### STATED EXERCISE:
Make an exact copy of all the records.

Items from a data source:
## start
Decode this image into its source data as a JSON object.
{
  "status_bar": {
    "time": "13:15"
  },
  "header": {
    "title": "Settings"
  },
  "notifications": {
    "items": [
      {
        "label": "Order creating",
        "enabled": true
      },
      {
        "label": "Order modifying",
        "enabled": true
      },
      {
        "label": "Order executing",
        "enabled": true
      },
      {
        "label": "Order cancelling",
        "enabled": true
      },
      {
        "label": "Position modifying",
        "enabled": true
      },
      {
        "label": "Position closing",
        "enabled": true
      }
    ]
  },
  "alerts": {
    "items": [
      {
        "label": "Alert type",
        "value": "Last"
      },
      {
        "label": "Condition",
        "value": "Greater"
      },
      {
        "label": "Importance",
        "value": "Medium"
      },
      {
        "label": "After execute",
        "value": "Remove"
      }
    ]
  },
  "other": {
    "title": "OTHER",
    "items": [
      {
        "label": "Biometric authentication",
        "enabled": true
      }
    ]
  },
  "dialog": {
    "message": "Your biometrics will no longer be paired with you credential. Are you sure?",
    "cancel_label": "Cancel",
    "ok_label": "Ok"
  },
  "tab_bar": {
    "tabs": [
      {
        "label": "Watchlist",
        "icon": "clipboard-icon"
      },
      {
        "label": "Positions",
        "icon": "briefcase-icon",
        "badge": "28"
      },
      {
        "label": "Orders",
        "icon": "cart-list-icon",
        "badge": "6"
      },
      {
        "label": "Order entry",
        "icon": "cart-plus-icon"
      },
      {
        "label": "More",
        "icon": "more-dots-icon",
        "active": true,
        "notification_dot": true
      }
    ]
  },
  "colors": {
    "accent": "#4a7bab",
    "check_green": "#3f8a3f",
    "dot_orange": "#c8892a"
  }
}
## end
### ANSWER FOR THE TASK:
Decode this image into its source data as a JSON object.
{
  "status_bar": {
    "time": "13:15"
  },
  "header": {
    "title": "Settings"
  },
  "notifications": {
    "items": [
      {
        "label": "Order creating",
        "enabled": true
      },
      {
        "label": "Order modifying",
        "enabled": true
      },
      {
        "label": "Order executing",
        "enabled": true
      },
      {
        "label": "Order cancelling",
        "enabled": true
      },
      {
        "label": "Position modifying",
        "enabled": true
      },
      {
        "label": "Position closing",
        "enabled": true
      }
    ]
  },
  "alerts": {
    "items": [
      {
        "label": "Alert type",
        "value": "Last"
      },
      {
        "label": "Condition",
        "value": "Greater"
      },
      {
        "label": "Importance",
        "value": "Medium"
      },
      {
        "label": "After execute",
        "value": "Remove"
      }
    ]
  },
  "other": {
    "title": "OTHER",
    "items": [
      {
        "label": "Biometric authentication",
        "enabled": true
      }
    ]
  },
  "dialog": {
    "message": "Your biometrics will no longer be paired with you credential. Are you sure?",
    "cancel_label": "Cancel",
    "ok_label": "Ok"
  },
  "tab_bar": {
    "tabs": [
      {
        "label": "Watchlist",
        "icon": "clipboard-icon"
      },
      {
        "label": "Positions",
        "icon": "briefcase-icon",
        "badge": "28"
      },
      {
        "label": "Orders",
        "icon": "cart-list-icon",
        "badge": "6"
      },
      {
        "label": "Order entry",
        "icon": "cart-plus-icon"
      },
      {
        "label": "More",
        "icon": "more-dots-icon",
        "active": true,
        "notification_dot": true
      }
    ]
  },
  "colors": {
    "accent": "#4a7bab",
    "check_green": "#3f8a3f",
    "dot_orange": "#c8892a"
  }
}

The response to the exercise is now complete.